Collected data:
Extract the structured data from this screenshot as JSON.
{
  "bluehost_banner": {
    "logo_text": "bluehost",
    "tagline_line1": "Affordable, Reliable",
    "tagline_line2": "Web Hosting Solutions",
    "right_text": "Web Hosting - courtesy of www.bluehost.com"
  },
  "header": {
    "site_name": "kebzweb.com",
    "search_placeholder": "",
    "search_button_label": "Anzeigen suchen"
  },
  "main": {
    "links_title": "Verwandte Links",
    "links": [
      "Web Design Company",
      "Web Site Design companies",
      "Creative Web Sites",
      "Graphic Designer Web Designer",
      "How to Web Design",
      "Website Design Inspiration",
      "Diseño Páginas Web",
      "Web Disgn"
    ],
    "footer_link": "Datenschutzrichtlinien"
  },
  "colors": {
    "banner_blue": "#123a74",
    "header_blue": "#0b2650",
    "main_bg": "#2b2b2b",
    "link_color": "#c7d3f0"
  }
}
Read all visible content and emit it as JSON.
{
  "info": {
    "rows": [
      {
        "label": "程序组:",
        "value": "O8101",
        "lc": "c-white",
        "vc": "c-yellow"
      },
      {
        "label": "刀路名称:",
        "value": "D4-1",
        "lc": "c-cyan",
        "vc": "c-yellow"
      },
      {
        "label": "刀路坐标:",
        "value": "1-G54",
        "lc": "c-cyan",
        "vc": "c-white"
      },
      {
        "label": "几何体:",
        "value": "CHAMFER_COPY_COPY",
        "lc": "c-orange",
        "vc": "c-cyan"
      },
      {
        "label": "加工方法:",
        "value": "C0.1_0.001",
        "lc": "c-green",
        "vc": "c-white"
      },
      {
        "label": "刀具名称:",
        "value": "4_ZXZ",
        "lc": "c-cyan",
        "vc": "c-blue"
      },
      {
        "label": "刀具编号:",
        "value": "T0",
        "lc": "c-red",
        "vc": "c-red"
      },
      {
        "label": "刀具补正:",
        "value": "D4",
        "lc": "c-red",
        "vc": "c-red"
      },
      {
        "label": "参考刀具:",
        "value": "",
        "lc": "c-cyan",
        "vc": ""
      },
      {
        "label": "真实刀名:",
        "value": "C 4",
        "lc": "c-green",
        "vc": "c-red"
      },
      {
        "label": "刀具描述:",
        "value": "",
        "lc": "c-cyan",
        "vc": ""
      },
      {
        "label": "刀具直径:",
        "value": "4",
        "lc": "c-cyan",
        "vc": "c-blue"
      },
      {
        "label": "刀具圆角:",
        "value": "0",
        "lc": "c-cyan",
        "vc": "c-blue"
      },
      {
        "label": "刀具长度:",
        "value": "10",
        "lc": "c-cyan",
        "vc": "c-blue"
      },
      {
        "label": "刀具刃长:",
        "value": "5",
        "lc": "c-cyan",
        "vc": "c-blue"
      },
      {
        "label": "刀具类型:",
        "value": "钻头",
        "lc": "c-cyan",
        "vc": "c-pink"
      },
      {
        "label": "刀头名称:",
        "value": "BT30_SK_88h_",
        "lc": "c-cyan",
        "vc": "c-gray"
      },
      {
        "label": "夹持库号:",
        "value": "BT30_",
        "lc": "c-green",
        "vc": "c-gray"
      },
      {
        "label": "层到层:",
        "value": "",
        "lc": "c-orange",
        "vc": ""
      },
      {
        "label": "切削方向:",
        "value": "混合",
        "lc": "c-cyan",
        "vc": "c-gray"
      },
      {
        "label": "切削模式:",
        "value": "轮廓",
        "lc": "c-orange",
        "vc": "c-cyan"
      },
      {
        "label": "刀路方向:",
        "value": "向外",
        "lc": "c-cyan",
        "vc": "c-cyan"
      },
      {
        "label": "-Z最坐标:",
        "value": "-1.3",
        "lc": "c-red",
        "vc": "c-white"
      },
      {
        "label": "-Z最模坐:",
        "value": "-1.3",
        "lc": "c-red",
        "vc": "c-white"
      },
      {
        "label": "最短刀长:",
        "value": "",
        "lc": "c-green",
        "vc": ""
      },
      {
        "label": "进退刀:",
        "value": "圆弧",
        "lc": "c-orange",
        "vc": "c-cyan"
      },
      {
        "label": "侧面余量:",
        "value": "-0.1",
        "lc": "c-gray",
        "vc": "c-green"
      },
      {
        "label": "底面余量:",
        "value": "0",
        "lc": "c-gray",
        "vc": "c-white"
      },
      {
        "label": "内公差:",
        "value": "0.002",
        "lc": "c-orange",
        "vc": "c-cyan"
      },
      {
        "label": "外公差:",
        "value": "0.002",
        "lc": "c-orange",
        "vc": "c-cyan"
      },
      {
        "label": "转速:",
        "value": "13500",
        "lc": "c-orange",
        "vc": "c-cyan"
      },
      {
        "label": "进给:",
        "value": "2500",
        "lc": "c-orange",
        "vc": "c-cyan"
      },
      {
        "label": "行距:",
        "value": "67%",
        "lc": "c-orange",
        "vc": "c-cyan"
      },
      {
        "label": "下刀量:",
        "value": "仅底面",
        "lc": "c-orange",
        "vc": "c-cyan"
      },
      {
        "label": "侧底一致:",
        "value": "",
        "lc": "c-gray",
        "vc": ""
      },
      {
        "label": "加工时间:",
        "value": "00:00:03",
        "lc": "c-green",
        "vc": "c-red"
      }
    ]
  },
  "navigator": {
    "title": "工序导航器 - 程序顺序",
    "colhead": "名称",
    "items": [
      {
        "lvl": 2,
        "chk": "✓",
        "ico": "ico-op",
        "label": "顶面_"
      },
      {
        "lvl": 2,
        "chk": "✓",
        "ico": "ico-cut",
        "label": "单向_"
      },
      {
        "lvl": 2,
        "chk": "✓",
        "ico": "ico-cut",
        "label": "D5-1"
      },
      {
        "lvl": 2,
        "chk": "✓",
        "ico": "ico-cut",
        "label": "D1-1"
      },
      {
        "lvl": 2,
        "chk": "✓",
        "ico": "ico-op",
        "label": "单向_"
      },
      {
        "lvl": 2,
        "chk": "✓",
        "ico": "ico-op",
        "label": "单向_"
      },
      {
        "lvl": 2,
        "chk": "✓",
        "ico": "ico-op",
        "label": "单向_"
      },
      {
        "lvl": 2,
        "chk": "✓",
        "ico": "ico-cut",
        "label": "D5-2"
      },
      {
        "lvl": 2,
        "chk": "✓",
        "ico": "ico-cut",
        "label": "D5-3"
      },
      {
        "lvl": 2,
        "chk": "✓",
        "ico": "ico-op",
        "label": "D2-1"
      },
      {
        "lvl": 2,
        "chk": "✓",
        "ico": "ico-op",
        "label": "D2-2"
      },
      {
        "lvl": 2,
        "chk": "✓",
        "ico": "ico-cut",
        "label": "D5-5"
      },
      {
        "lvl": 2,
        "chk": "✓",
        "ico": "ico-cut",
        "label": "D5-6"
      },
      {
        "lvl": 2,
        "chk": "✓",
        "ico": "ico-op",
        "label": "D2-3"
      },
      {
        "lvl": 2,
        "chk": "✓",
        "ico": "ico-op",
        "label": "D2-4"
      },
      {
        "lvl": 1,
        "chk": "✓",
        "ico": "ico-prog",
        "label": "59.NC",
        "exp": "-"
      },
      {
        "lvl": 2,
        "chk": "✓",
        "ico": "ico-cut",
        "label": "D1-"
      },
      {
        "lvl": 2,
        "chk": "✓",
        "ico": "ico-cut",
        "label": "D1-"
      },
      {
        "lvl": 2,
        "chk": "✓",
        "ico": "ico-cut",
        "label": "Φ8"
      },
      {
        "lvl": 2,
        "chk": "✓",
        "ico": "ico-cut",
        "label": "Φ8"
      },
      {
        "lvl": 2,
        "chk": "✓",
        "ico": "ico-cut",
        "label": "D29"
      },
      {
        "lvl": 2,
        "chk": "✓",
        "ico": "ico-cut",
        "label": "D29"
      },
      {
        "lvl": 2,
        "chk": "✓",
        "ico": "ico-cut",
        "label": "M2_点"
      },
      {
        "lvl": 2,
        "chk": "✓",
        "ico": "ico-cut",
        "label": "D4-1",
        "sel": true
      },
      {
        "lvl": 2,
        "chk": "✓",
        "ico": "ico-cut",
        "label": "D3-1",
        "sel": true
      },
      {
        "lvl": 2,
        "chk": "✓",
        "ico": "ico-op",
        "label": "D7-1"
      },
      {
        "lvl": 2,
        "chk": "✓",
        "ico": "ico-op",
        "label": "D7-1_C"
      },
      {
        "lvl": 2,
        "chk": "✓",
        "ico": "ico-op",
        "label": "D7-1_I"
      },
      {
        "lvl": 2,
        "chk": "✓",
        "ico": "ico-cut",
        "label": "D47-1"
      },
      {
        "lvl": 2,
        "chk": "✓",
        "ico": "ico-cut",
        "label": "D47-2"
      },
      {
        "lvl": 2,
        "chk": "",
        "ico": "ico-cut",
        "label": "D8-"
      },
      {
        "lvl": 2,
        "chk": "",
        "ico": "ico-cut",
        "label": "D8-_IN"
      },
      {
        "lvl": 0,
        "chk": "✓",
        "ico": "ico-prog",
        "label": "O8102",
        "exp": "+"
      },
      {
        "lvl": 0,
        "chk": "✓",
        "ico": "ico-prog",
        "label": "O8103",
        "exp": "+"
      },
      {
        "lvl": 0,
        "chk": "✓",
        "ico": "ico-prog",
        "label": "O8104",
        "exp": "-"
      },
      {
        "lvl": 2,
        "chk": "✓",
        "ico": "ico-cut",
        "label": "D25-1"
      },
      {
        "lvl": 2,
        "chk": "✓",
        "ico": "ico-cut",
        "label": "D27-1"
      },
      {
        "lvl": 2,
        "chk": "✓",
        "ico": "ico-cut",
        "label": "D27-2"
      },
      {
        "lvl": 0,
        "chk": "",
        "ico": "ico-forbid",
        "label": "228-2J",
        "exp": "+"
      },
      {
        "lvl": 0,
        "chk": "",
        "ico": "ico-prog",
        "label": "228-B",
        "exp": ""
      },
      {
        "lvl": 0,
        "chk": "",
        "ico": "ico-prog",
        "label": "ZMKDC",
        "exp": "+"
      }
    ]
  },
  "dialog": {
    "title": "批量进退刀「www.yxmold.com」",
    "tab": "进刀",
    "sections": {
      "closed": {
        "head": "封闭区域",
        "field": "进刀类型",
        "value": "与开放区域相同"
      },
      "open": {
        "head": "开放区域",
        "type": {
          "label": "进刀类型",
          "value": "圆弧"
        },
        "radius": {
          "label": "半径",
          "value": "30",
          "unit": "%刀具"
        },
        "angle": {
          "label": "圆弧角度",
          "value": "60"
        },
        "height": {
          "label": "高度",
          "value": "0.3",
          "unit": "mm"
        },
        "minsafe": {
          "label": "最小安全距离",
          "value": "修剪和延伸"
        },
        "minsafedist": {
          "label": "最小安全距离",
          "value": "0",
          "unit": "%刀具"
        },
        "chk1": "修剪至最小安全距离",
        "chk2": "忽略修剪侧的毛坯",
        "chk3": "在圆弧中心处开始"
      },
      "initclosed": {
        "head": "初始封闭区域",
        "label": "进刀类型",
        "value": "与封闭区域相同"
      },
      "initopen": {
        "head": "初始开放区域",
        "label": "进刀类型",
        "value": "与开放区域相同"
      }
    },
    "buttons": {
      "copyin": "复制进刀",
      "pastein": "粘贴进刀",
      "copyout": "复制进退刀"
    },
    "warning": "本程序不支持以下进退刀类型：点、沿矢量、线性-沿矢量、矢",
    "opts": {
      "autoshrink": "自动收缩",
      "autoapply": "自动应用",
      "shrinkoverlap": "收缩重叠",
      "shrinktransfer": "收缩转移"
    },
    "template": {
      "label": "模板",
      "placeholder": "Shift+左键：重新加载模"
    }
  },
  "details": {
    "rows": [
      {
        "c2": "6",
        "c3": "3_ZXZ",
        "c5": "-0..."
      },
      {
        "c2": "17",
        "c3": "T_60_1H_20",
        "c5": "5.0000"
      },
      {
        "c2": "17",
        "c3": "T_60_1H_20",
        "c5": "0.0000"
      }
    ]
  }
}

PROBLEM DETAILS: Pick out all lines containing the string "JSON".

RESPONSE TO THE TASK:
Extract the structured data from this screenshot as JSON.
Read all visible content and emit it as JSON.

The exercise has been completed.